▶ _Stated exercise_: Give the number of lines containing the word "smoothed", and nothing else.

Records from a collection of figures
>> START
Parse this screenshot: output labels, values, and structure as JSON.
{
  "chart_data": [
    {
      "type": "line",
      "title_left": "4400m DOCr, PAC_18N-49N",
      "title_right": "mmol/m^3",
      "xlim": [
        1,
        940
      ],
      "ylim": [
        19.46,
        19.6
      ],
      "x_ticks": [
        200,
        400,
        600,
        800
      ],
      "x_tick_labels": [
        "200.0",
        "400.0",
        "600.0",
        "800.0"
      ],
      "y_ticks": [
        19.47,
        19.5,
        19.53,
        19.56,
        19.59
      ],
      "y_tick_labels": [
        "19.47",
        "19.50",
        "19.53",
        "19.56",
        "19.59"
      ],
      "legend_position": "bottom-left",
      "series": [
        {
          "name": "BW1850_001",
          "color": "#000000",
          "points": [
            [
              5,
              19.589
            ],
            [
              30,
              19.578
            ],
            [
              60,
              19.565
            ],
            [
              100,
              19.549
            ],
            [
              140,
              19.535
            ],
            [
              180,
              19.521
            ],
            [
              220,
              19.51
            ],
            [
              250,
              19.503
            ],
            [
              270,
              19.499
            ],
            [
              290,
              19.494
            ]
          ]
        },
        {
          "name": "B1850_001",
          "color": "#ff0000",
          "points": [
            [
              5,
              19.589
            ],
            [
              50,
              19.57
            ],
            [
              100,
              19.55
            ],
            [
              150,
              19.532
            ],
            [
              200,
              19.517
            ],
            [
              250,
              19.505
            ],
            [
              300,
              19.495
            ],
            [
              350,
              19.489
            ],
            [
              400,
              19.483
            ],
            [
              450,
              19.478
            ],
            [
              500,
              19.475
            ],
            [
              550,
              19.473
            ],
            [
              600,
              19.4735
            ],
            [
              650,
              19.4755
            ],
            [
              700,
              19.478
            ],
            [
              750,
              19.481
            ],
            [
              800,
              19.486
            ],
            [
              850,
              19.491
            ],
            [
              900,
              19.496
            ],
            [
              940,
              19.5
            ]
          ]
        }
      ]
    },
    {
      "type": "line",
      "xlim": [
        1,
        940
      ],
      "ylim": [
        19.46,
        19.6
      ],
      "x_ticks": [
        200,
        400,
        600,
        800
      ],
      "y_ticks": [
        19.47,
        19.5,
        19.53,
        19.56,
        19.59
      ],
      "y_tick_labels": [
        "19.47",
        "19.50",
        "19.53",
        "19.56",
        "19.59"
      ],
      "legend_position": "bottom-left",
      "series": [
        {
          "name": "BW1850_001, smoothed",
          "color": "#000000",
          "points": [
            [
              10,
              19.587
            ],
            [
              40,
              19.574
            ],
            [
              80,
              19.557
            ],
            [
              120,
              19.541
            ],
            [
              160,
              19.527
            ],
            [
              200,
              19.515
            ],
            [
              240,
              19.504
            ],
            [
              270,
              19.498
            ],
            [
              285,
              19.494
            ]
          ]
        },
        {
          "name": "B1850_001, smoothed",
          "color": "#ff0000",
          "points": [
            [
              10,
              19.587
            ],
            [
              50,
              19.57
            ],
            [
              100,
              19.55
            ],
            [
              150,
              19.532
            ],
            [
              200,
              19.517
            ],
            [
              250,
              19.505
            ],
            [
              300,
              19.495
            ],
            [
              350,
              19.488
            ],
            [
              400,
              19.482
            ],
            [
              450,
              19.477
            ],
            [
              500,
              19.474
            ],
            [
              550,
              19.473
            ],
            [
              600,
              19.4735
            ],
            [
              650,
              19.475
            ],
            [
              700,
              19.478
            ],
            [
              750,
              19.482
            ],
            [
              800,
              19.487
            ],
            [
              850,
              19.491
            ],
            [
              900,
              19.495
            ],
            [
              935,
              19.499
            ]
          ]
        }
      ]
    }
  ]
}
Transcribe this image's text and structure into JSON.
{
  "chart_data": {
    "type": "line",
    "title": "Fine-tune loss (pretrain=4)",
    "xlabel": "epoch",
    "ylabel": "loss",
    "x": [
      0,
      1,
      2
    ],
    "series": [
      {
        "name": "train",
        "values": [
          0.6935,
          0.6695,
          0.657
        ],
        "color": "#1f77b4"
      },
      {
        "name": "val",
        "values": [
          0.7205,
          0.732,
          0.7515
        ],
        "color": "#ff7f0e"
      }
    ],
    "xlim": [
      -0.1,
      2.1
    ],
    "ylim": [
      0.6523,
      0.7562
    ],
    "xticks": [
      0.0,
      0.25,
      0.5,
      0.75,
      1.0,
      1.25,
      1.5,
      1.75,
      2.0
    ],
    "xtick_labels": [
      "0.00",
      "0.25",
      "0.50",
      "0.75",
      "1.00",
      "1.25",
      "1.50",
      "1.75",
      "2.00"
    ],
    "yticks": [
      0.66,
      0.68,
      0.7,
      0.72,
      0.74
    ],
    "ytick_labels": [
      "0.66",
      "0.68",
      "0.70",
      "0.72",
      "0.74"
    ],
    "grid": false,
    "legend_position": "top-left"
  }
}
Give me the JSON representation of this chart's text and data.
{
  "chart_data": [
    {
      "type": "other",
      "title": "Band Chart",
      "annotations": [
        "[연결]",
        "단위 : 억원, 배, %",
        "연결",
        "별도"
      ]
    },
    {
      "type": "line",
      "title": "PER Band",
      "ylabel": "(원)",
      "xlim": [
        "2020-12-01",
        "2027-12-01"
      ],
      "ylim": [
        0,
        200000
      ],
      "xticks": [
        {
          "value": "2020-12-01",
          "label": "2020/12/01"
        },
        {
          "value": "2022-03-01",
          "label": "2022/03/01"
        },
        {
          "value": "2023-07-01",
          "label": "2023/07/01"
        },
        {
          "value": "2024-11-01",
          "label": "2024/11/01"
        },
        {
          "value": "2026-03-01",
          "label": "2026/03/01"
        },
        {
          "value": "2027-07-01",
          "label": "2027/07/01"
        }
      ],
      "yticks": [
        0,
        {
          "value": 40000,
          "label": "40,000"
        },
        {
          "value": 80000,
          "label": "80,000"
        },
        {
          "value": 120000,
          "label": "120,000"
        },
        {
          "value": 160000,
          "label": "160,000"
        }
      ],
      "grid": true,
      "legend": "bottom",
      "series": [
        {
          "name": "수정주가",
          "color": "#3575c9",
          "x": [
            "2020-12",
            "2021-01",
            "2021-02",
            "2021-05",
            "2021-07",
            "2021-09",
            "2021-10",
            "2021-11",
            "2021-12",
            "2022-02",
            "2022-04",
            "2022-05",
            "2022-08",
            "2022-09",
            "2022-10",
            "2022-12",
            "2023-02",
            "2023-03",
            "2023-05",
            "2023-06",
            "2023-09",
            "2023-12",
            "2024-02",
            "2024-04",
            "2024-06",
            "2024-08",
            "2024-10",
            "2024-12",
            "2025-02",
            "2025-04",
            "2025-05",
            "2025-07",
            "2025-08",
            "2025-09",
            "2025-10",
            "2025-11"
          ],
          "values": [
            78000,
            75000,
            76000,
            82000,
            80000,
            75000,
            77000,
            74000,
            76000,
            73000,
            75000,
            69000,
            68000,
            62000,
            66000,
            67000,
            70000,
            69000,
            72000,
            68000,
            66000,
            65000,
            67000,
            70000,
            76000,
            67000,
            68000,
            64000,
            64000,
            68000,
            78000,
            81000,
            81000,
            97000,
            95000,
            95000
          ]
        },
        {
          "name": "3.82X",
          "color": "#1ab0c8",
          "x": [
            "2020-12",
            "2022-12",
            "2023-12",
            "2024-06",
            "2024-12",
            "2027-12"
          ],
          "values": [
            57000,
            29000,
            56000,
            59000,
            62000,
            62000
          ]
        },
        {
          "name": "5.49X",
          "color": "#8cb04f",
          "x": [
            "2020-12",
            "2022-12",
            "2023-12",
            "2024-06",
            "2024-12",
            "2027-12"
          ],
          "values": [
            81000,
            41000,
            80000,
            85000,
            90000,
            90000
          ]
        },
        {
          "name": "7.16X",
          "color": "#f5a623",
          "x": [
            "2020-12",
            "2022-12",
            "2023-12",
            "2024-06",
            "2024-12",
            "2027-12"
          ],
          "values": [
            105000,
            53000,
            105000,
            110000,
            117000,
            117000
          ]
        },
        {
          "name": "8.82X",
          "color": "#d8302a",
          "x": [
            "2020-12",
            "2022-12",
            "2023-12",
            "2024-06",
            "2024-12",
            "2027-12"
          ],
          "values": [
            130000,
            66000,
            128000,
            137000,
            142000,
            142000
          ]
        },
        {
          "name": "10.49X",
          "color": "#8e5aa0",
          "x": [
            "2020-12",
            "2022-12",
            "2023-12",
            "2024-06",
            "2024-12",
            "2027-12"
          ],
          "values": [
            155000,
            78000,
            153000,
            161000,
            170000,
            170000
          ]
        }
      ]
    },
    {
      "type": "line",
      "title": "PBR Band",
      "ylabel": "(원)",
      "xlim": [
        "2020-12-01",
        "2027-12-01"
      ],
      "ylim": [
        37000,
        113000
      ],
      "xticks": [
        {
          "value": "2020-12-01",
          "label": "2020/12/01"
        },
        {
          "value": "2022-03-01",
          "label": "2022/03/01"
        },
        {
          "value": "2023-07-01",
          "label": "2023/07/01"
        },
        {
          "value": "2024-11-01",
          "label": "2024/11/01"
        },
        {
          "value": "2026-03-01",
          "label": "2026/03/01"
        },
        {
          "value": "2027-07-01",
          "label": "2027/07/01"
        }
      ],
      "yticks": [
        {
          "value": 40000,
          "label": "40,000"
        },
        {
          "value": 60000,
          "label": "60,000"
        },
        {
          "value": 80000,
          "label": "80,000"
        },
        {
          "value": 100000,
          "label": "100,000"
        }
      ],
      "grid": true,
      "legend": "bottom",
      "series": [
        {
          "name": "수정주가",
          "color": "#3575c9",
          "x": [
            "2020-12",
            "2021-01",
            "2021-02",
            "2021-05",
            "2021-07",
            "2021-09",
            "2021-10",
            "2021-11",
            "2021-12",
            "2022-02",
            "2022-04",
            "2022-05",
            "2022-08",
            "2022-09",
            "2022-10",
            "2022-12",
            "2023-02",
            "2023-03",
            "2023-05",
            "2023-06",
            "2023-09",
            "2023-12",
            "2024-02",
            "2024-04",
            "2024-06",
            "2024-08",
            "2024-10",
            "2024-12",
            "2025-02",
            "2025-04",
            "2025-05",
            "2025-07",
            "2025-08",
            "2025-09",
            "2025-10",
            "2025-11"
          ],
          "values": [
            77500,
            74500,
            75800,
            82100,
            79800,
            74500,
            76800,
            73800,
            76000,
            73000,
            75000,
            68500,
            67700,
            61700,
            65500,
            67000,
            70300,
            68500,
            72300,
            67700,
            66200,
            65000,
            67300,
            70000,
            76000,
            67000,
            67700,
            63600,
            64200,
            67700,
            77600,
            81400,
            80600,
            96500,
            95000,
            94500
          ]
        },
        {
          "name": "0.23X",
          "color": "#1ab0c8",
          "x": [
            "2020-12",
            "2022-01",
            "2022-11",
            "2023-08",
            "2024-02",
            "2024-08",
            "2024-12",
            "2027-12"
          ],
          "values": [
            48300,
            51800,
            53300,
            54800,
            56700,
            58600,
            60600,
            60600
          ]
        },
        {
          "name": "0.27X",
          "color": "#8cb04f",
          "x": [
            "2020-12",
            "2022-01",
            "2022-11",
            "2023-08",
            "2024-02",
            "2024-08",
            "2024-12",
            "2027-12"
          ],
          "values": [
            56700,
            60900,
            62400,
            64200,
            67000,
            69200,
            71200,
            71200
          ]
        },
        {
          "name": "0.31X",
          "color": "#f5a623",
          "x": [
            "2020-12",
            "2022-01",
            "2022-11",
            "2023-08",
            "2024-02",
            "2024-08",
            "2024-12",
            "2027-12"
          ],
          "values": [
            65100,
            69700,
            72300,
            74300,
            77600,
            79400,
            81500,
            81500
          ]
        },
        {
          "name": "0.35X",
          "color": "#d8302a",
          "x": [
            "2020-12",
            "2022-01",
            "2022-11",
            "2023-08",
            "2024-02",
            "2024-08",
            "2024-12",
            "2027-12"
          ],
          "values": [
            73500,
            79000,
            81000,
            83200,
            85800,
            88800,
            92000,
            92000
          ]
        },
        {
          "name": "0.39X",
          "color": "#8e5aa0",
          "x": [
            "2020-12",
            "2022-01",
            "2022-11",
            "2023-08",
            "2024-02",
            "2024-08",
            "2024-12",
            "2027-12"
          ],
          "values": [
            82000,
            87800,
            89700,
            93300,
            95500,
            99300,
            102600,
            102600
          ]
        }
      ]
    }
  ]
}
>> END
▶ _Answer to the problem_: 2